Input rows:

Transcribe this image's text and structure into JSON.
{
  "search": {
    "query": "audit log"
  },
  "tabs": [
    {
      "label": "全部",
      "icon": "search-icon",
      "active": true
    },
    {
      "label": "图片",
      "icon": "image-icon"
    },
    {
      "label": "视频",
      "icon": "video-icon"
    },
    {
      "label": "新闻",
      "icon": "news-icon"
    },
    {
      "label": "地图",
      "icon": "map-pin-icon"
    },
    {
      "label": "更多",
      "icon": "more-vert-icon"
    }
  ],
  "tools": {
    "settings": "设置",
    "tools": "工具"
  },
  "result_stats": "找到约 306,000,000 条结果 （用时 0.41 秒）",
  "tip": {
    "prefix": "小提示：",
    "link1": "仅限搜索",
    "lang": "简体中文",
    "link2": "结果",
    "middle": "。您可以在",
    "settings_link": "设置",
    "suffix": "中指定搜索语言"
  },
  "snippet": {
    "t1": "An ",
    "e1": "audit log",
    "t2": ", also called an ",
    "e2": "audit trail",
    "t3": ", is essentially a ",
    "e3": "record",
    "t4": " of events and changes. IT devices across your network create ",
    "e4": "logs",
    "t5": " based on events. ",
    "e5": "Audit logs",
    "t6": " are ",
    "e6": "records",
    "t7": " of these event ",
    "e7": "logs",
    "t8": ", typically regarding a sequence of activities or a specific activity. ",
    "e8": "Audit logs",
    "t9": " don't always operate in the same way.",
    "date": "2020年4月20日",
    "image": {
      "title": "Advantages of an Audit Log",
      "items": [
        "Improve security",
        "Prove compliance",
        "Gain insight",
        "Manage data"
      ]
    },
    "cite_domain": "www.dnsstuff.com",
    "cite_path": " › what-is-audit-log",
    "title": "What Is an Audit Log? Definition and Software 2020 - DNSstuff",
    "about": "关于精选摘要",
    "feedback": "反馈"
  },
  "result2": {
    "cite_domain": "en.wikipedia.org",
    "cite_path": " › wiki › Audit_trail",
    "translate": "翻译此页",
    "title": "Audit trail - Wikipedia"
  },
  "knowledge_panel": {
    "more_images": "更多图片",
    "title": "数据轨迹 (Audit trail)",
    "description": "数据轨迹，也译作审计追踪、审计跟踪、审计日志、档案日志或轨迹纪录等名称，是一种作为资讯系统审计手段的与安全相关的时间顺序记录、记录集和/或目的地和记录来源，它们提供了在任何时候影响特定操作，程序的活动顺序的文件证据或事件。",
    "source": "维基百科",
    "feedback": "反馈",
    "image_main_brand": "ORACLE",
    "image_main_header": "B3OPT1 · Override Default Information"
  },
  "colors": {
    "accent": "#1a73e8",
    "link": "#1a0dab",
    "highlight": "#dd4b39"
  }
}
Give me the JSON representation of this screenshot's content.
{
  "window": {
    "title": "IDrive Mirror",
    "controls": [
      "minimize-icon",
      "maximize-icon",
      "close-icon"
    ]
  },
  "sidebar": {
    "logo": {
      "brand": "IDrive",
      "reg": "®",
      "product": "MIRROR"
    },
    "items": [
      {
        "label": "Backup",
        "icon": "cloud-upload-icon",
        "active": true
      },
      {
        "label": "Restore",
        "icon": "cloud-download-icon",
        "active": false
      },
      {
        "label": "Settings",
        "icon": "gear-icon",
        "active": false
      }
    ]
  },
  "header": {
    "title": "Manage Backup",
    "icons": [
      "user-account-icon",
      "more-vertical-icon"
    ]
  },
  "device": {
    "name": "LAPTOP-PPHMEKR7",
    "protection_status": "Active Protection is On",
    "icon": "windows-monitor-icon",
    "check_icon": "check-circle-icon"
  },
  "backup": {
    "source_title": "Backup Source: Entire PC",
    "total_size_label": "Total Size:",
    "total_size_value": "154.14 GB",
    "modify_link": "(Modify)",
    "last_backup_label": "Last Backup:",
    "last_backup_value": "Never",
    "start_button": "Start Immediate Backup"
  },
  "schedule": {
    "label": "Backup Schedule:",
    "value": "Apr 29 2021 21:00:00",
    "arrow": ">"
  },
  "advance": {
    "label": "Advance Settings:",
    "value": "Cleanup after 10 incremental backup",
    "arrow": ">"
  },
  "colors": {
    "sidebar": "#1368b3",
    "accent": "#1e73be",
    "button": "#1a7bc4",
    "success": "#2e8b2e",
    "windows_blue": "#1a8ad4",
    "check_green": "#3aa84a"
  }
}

What is expected: Gather from the records above every line containing the string "JSON".

Output of the task:
Transcribe this image's text and structure into JSON.
Give me the JSON representation of this screenshot's content.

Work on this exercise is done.